>> Begin Raw data

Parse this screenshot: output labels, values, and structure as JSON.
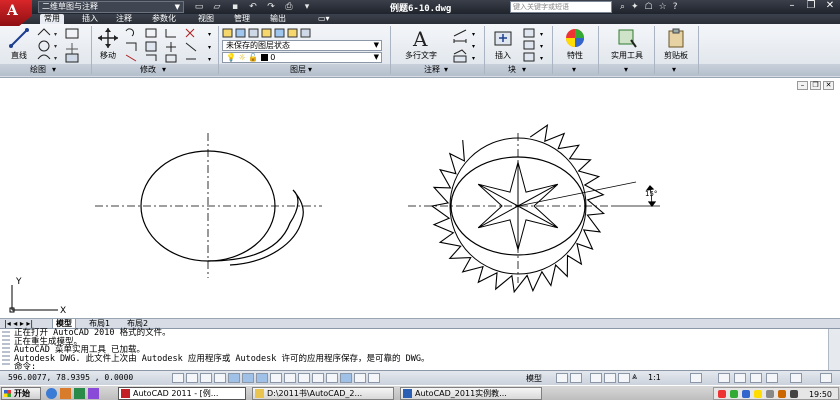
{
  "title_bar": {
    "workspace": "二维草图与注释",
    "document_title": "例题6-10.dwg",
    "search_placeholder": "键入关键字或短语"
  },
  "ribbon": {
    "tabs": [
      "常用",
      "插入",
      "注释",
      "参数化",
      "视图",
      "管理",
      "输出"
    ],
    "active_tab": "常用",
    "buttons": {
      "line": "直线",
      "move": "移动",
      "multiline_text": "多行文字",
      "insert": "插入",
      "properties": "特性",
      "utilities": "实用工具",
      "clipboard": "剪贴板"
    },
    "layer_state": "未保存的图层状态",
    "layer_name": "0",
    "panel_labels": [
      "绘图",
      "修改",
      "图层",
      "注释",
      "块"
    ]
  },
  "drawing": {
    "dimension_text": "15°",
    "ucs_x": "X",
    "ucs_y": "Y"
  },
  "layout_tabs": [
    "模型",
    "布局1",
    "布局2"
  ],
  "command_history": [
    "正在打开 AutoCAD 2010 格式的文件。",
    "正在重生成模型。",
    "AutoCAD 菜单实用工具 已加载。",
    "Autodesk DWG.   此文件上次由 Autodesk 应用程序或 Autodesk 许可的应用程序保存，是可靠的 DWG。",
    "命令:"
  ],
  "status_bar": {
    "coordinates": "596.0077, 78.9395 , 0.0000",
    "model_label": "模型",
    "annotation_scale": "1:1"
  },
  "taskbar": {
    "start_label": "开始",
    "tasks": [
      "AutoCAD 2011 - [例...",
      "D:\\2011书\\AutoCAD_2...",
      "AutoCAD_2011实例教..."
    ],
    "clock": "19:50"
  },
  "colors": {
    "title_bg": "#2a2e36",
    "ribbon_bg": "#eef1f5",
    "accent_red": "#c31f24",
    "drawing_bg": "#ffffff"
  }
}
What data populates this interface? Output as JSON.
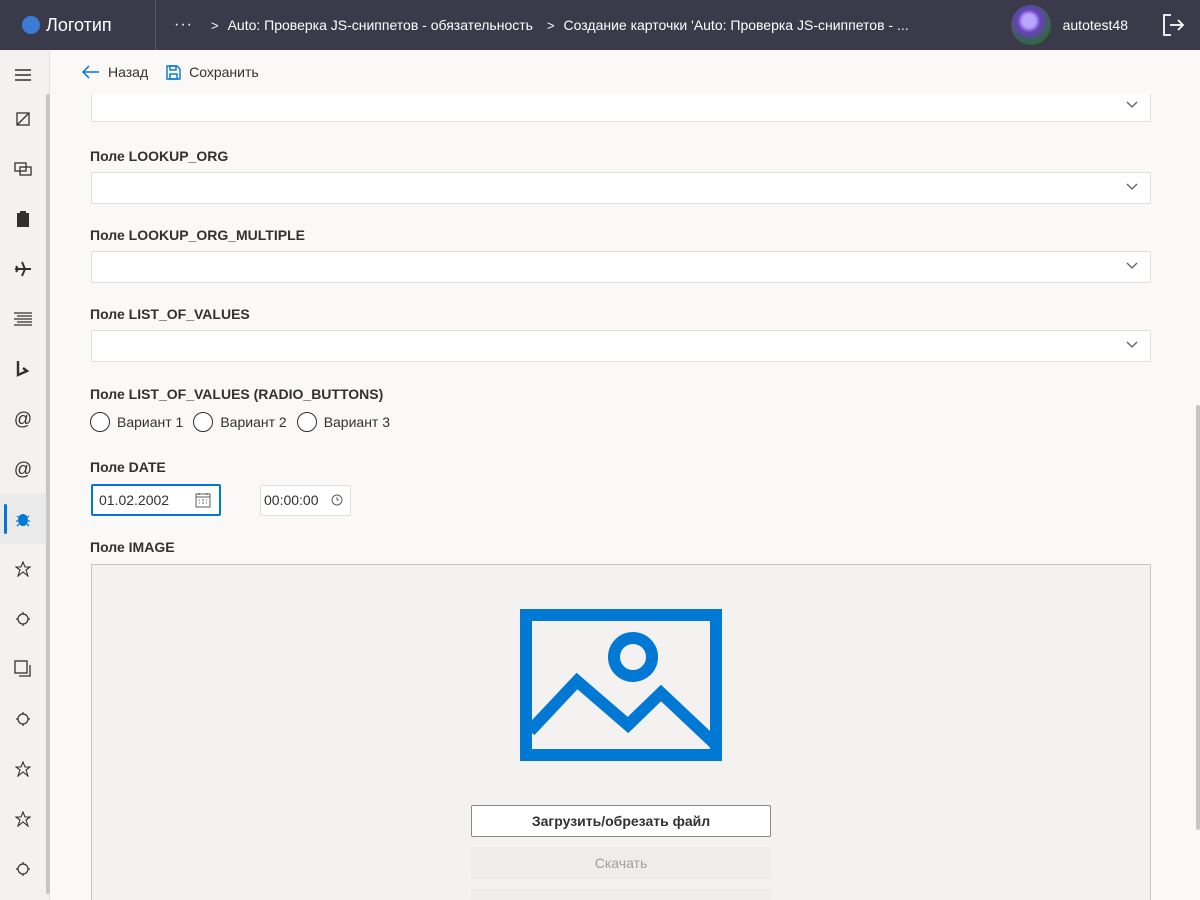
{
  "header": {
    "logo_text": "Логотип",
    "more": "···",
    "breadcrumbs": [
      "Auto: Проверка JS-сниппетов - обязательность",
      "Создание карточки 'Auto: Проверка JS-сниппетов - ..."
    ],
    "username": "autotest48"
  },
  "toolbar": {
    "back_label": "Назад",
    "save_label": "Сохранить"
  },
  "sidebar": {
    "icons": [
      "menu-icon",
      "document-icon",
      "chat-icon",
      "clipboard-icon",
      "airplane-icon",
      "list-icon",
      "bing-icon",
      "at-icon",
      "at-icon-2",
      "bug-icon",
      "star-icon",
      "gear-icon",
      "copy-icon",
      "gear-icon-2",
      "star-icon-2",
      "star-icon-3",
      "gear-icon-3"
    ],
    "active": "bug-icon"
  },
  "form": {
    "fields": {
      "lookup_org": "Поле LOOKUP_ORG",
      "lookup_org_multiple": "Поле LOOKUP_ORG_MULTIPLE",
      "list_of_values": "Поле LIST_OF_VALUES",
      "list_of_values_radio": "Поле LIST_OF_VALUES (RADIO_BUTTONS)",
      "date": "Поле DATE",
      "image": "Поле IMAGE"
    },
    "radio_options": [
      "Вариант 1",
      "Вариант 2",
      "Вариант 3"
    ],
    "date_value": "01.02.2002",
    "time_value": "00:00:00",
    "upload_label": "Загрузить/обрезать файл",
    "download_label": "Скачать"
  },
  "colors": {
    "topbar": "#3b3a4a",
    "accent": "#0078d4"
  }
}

>> End Raw data

**Your task:** In your copy of the listing above, reproduce each line exactly and omit all pictures.

**Solution for this exercise:**
Parse this screenshot: output labels, values, and structure as JSON.
{
  "title_bar": {
    "workspace": "二维草图与注释",
    "document_title": "例题6-10.dwg",
    "search_placeholder": "键入关键字或短语"
  },
  "ribbon": {
    "tabs": [
      "常用",
      "插入",
      "注释",
      "参数化",
      "视图",
      "管理",
      "输出"
    ],
    "active_tab": "常用",
    "buttons": {
      "line": "直线",
      "move": "移动",
      "multiline_text": "多行文字",
      "insert": "插入",
      "properties": "特性",
      "utilities": "实用工具",
      "clipboard": "剪贴板"
    },
    "layer_state": "未保存的图层状态",
    "layer_name": "0",
    "panel_labels": [
      "绘图",
      "修改",
      "图层",
      "注释",
      "块"
    ]
  },
  "drawing": {
    "dimension_text": "15°",
    "ucs_x": "X",
    "ucs_y": "Y"
  },
  "layout_tabs": [
    "模型",
    "布局1",
    "布局2"
  ],
  "command_history": [
    "正在打开 AutoCAD 2010 格式的文件。",
    "正在重生成模型。",
    "AutoCAD 菜单实用工具 已加载。",
    "Autodesk DWG.   此文件上次由 Autodesk 应用程序或 Autodesk 许可的应用程序保存，是可靠的 DWG。",
    "命令:"
  ],
  "status_bar": {
    "coordinates": "596.0077, 78.9395 , 0.0000",
    "model_label": "模型",
    "annotation_scale": "1:1"
  },
  "taskbar": {
    "start_label": "开始",
    "tasks": [
      "AutoCAD 2011 - [例...",
      "D:\\2011书\\AutoCAD_2...",
      "AutoCAD_2011实例教..."
    ],
    "clock": "19:50"
  },
  "colors": {
    "title_bg": "#2a2e36",
    "ribbon_bg": "#eef1f5",
    "accent_red": "#c31f24",
    "drawing_bg": "#ffffff"
  }
}
What data populates this interface? Output as JSON.
{
  "header": {
    "logo_text": "Логотип",
    "more": "···",
    "breadcrumbs": [
      "Auto: Проверка JS-сниппетов - обязательность",
      "Создание карточки 'Auto: Проверка JS-сниппетов - ..."
    ],
    "username": "autotest48"
  },
  "toolbar": {
    "back_label": "Назад",
    "save_label": "Сохранить"
  },
  "sidebar": {
    "icons": [
      "menu-icon",
      "document-icon",
      "chat-icon",
      "clipboard-icon",
      "airplane-icon",
      "list-icon",
      "bing-icon",
      "at-icon",
      "at-icon-2",
      "bug-icon",
      "star-icon",
      "gear-icon",
      "copy-icon",
      "gear-icon-2",
      "star-icon-2",
      "star-icon-3",
      "gear-icon-3"
    ],
    "active": "bug-icon"
  },
  "form": {
    "fields": {
      "lookup_org": "Поле LOOKUP_ORG",
      "lookup_org_multiple": "Поле LOOKUP_ORG_MULTIPLE",
      "list_of_values": "Поле LIST_OF_VALUES",
      "list_of_values_radio": "Поле LIST_OF_VALUES (RADIO_BUTTONS)",
      "date": "Поле DATE",
      "image": "Поле IMAGE"
    },
    "radio_options": [
      "Вариант 1",
      "Вариант 2",
      "Вариант 3"
    ],
    "date_value": "01.02.2002",
    "time_value": "00:00:00",
    "upload_label": "Загрузить/обрезать файл",
    "download_label": "Скачать"
  },
  "colors": {
    "topbar": "#3b3a4a",
    "accent": "#0078d4"
  }
}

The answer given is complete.